Task statement: Consider the data that follows and state how many lines contain the string "Holocaust", using the number alone.

Provided records:

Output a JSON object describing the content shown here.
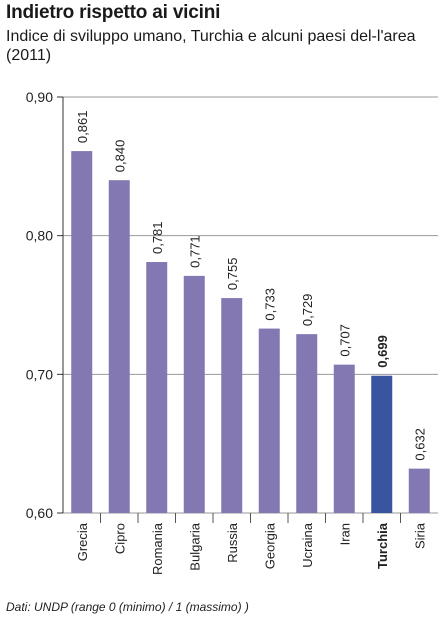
{
  "title": "Indietro rispetto ai vicini",
  "subtitle": "Indice di sviluppo umano, Turchia e alcuni paesi del-l'area (2011)",
  "source": "Dati: UNDP (range 0 (minimo) / 1 (massimo) )",
  "colors": {
    "bar": "#8478b2",
    "highlight": "#3a55a0",
    "grid": "#9a9a9a"
  },
  "chart_data": {
    "type": "bar",
    "categories": [
      "Grecia",
      "Cipro",
      "Romania",
      "Bulgaria",
      "Russia",
      "Georgia",
      "Ucraina",
      "Iran",
      "Turchia",
      "Siria"
    ],
    "values": [
      0.861,
      0.84,
      0.781,
      0.771,
      0.755,
      0.733,
      0.729,
      0.707,
      0.699,
      0.632
    ],
    "value_labels": [
      "0,861",
      "0,840",
      "0,781",
      "0,771",
      "0,755",
      "0,733",
      "0,729",
      "0,707",
      "0,699",
      "0,632"
    ],
    "highlight": "Turchia",
    "ylim": [
      0.6,
      0.9
    ],
    "yticks": [
      0.6,
      0.7,
      0.8,
      0.9
    ],
    "ytick_labels": [
      "0,60",
      "0,70",
      "0,80",
      "0,90"
    ],
    "grid": true
  }
}
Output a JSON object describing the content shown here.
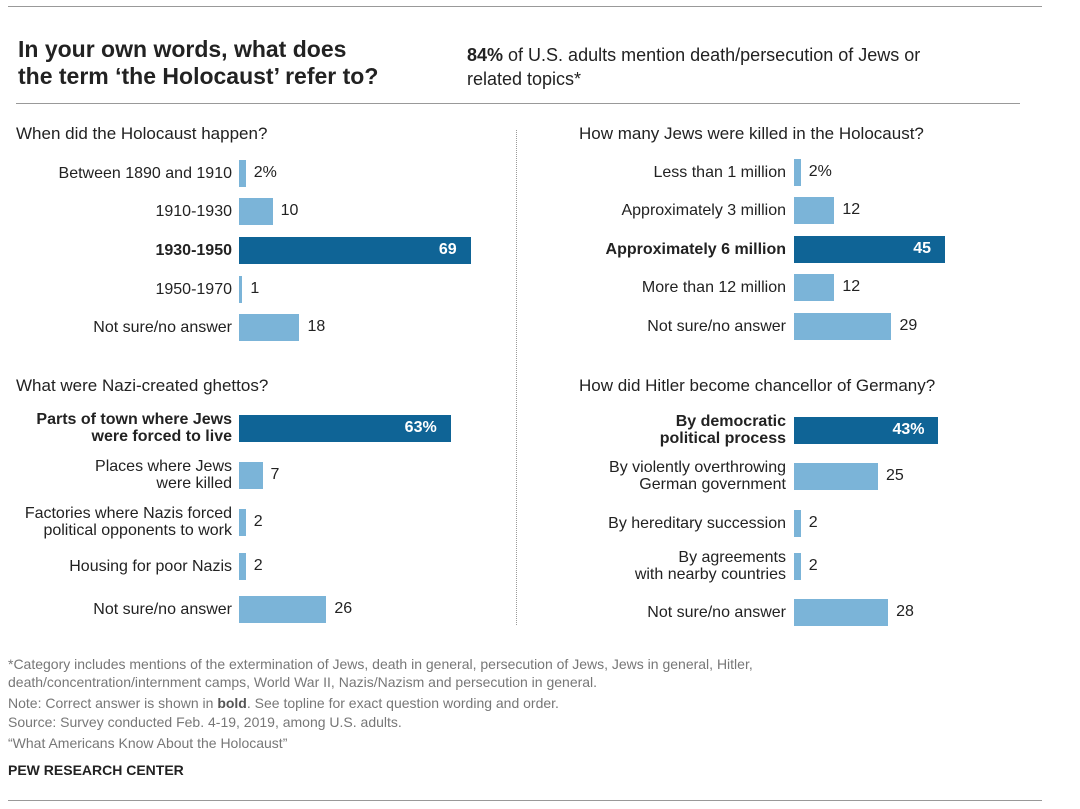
{
  "title": "In your own words, what does\nthe term ‘the Holocaust’ refer to?",
  "subtitle": {
    "bold": "84%",
    "text": " of U.S. adults mention death/persecution of Jews or related topics*"
  },
  "footnote": "*Category includes mentions of the extermination of Jews, death in general, persecution of Jews, Jews in general, Hitler,\ndeath/concentration/internment camps, World War II, Nazis/Nazism and persecution in general.",
  "note": [
    "Note: Correct answer is shown in ",
    "bold",
    ". See topline for exact question wording and order."
  ],
  "source": "Source: Survey conducted Feb. 4-19, 2019, among U.S. adults.",
  "report": "“What Americans Know About the Holocaust”",
  "brand": "PEW RESEARCH CENTER",
  "chart_data": [
    {
      "type": "bar",
      "orientation": "horizontal",
      "title": "When did the Holocaust happen?",
      "categories": [
        "Between 1890 and 1910",
        "1910-1930",
        "1930-1950",
        "1950-1970",
        "Not sure/no answer"
      ],
      "values": [
        2,
        10,
        69,
        1,
        18
      ],
      "value_labels": [
        "2%",
        "10",
        "69",
        "1",
        "18"
      ],
      "correct": 2,
      "color": "#7bb4d8",
      "correct_color": "#0f6496",
      "xlim": [
        0,
        100
      ]
    },
    {
      "type": "bar",
      "orientation": "horizontal",
      "title": "How many Jews were killed in the Holocaust?",
      "categories": [
        "Less than 1 million",
        "Approximately 3 million",
        "Approximately 6 million",
        "More than 12 million",
        "Not sure/no answer"
      ],
      "values": [
        2,
        12,
        45,
        12,
        29
      ],
      "value_labels": [
        "2%",
        "12",
        "45",
        "12",
        "29"
      ],
      "correct": 2,
      "color": "#7bb4d8",
      "correct_color": "#0f6496",
      "xlim": [
        0,
        100
      ]
    },
    {
      "type": "bar",
      "orientation": "horizontal",
      "title": "What were Nazi-created ghettos?",
      "categories": [
        "Parts of town where Jews\nwere forced to live",
        "Places where Jews\nwere killed",
        "Factories where Nazis forced\npolitical opponents to work",
        "Housing for poor Nazis",
        "Not sure/no answer"
      ],
      "values": [
        63,
        7,
        2,
        2,
        26
      ],
      "value_labels": [
        "63%",
        "7",
        "2",
        "2",
        "26"
      ],
      "correct": 0,
      "color": "#7bb4d8",
      "correct_color": "#0f6496",
      "xlim": [
        0,
        100
      ]
    },
    {
      "type": "bar",
      "orientation": "horizontal",
      "title": "How did Hitler become chancellor of Germany?",
      "categories": [
        "By democratic\npolitical process",
        "By violently overthrowing\nGerman government",
        "By hereditary succession",
        "By agreements\nwith nearby countries",
        "Not sure/no answer"
      ],
      "values": [
        43,
        25,
        2,
        2,
        28
      ],
      "value_labels": [
        "43%",
        "25",
        "2",
        "2",
        "28"
      ],
      "correct": 0,
      "color": "#7bb4d8",
      "correct_color": "#0f6496",
      "xlim": [
        0,
        100
      ]
    }
  ]
}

Complete answer: 4